◆ **Texto do documento**:
======

Na UE parecem entender isso muito bem. Após um exame
mais detalhado, essas “sanções setoriais”, como as chamam a UE e os EUA, parecem
mais uma peneira através da qual os países da UE podem, à sua discrição, deixar
ou não passar exportações para a Rússia ou importações de Moscovo. Elas não afetam o comércio de petróleo, gás e outras matérias-primas. Serão apenas
limitados os fornecimentos à Rússia de tecnologias para mineração a
grande profundidade águas do Ártico. Moscovo, a propósito, já adquiriu esse equipamento.
Todos os contratos concluídos por países da UE até 1
de agosto em todas as áreas, sem exceção, serão cumpridos. Foi a França quem mais que outros
insistiu nisso visto que ela que deve fornecer à Rússia dois navios porta-
helicópteros Mistral: o valor do contrato é superior a 1,2 bilhões de euros.
Quaisquer licenças de exportação podem ser obtidas após consideração especial.

======

◆ **Dados para análise**:
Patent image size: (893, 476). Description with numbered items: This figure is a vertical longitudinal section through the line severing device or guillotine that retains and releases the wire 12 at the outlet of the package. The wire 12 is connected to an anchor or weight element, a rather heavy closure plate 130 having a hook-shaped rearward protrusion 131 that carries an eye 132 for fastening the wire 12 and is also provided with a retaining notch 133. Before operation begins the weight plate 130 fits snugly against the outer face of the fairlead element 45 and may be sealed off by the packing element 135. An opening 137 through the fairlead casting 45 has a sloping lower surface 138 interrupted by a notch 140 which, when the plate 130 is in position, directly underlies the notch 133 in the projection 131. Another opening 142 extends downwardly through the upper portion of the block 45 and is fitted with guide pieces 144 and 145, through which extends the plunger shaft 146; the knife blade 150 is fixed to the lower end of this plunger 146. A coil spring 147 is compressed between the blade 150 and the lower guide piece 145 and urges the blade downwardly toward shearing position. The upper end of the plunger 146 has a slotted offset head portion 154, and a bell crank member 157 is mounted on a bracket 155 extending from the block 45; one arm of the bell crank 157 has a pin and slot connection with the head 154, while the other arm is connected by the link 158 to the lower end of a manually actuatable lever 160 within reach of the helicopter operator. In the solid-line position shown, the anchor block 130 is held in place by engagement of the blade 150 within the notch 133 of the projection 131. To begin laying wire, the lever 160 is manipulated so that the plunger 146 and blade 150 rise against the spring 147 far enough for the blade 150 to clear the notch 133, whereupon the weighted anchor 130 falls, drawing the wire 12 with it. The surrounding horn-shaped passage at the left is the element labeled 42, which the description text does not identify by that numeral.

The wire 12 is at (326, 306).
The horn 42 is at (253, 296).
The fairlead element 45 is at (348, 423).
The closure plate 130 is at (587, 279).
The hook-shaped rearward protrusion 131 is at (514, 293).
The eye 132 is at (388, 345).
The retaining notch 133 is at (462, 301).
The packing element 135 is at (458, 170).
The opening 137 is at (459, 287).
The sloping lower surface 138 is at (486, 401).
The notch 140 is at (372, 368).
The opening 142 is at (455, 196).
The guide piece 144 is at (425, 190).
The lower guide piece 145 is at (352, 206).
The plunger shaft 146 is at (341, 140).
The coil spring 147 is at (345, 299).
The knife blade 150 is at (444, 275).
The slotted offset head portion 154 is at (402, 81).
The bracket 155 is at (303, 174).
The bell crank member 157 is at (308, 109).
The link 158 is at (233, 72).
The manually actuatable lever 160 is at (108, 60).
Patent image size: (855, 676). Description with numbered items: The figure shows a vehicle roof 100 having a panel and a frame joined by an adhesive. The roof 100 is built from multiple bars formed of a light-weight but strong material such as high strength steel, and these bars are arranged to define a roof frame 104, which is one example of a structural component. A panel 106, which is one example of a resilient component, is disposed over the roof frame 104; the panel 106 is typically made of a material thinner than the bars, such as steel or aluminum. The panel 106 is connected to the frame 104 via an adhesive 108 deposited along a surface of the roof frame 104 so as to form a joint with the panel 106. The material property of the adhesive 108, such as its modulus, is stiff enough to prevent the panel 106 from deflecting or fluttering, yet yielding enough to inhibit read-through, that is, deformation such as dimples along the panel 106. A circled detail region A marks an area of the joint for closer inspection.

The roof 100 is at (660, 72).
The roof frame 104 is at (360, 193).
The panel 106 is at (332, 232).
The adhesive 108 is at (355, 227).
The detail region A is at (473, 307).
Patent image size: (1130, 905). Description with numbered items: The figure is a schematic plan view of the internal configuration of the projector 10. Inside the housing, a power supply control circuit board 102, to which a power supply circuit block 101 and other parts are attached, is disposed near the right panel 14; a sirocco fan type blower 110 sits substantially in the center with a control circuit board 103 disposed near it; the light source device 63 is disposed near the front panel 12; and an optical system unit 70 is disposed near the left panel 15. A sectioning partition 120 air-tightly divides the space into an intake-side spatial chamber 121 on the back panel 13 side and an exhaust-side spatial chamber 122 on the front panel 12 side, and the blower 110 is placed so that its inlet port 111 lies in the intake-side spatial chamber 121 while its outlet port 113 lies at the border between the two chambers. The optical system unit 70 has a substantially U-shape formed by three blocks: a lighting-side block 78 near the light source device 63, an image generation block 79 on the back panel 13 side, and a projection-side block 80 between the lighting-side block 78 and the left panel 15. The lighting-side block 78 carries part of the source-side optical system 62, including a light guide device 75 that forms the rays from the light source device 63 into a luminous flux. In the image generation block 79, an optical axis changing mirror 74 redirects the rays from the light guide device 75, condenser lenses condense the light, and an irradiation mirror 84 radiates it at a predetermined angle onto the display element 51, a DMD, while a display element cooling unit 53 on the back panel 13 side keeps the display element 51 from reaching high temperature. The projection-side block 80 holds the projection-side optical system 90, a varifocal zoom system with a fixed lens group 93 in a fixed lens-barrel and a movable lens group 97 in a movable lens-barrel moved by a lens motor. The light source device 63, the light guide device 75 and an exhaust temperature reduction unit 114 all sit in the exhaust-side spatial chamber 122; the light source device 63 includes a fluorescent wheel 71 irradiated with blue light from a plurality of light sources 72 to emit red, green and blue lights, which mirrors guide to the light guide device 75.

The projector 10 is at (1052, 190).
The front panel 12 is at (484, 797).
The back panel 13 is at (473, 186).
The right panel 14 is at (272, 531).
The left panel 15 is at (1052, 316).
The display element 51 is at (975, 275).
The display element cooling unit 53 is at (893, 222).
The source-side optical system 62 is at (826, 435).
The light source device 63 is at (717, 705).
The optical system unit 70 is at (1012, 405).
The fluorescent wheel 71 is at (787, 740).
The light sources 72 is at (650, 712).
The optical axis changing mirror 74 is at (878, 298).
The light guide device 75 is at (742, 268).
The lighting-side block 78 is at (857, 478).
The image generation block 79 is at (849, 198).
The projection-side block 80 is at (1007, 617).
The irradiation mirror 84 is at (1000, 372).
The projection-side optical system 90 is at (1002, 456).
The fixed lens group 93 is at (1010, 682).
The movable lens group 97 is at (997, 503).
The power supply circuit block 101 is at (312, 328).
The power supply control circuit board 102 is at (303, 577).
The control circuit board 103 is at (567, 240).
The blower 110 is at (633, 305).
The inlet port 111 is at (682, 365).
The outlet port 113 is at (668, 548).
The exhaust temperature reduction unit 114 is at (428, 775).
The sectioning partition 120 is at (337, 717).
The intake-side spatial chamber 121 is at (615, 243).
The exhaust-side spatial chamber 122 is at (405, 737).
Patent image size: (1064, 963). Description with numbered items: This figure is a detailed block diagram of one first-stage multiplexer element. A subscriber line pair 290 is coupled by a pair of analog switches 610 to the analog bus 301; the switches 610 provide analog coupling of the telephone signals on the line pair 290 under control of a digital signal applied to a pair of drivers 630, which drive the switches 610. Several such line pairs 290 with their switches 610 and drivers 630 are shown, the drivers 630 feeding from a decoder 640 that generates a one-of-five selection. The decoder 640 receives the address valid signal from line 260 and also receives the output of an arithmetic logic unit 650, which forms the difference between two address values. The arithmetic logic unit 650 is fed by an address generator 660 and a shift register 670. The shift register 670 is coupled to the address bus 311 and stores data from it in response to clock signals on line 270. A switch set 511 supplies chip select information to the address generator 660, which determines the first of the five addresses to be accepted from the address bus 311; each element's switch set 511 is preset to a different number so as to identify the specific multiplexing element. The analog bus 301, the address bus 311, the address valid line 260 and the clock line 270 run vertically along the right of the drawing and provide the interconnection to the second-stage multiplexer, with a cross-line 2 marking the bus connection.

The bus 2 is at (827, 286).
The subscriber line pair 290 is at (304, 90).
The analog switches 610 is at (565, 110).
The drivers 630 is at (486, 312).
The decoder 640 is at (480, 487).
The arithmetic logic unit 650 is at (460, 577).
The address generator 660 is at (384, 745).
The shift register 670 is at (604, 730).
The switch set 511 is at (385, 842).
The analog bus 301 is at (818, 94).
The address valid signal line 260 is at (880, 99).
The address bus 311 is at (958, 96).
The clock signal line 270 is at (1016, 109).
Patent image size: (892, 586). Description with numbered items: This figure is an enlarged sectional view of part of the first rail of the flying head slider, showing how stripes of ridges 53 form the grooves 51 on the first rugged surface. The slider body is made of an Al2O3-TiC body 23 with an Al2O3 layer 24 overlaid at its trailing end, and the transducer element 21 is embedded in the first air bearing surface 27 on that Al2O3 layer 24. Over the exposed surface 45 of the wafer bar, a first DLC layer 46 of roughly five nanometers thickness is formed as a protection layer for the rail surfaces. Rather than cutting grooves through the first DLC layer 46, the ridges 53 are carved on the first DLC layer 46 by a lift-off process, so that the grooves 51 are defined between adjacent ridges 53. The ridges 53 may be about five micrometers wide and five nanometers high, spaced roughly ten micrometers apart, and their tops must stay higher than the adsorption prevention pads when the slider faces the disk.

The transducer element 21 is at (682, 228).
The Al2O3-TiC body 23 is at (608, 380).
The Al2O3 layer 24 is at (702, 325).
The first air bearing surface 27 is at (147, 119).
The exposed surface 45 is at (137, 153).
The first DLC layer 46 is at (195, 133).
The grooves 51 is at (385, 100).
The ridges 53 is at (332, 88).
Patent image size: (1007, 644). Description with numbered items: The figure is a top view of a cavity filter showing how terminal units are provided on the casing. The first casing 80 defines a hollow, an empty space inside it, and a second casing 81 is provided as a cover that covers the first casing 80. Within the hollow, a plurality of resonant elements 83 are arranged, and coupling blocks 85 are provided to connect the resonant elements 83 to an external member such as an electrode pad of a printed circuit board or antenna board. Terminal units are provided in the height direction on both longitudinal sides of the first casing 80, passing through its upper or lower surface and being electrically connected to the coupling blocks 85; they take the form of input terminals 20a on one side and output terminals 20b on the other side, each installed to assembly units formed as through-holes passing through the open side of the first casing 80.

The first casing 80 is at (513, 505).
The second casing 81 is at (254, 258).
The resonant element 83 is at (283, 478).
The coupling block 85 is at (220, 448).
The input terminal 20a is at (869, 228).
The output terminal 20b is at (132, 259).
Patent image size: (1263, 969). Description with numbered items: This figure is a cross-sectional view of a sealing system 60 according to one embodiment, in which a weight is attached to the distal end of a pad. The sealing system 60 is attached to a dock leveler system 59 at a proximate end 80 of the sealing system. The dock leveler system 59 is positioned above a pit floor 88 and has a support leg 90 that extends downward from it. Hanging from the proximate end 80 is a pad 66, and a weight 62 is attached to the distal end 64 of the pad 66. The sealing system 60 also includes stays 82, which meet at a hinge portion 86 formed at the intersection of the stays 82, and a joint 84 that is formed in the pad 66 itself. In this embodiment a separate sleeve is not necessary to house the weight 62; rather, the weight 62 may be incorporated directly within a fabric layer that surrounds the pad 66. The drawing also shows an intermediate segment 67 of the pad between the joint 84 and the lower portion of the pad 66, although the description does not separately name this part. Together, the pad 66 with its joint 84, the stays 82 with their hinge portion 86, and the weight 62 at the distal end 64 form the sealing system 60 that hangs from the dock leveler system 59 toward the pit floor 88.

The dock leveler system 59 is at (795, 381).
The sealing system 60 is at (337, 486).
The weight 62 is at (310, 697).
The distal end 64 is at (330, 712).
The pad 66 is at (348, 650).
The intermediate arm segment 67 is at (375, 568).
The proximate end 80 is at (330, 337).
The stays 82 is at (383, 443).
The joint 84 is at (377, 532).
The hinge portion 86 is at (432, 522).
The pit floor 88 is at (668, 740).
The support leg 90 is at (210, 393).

======

◆ **Ações a realizar**:
1. Explique, em uma a três frases e com base no texto sobre as sanções setoriais, por que a França insistiu no cumprimento dos contratos concluídos até 1 de agosto.
2. Prolongue o texto sobre as sanções setoriais da UE à Rússia a partir da última frase apresentada.
Os registros não têm qualquer papel neste exercício.

◆ **Respostas redigidas**:
1. A França insistiu nisso porque deve fornecer à Rússia dois navios porta-helicópteros Mistral, num contrato de valor superior a 1,2 bilhões de euros.

2.
O verdadeiro propósito das sanções é mais educacional
do que económico, diz a especialista russa em relações internacionais Daria Mitina:
"A própria prática de sanções, apesar de serem
usadas bastante ativamente
tanto pelos Estados Unidos como pela União Europeia, já
há muito que está ultrapassada moralmente e economicamente. O mundo é demasiado
global e demasiado interligado, de modo que esses mecanismos de sanções são
sempre de dois gumes. Elas afetam não só os países contra os quais são dirigidas essas
sanções, mas também aqueles estados que as introduzem”.
Apesar da reação otimista de Washington ao novo
pacote de sanções europeu, é evidente que ele não conseguiu que os europeus
fizessem o essencial: que deixassem de importar gás russo para substituí-lo pelo seu próprio gás de xisto. As sanções não afetam essas importações de
todo, diz o analista político Alexander Gusev:
“Quanto a fornecimentos de gás de xisto dos EUA, isso
não é nada plausível. O preço interno do gás de xisto nos EUA já subiu para
quase 700 dólares por mil metros cúbicos. Tais compras de gás causariam à
Europa grandes prejuízos. Para ela é importante continuar a fazer comércio com
a Rússia”.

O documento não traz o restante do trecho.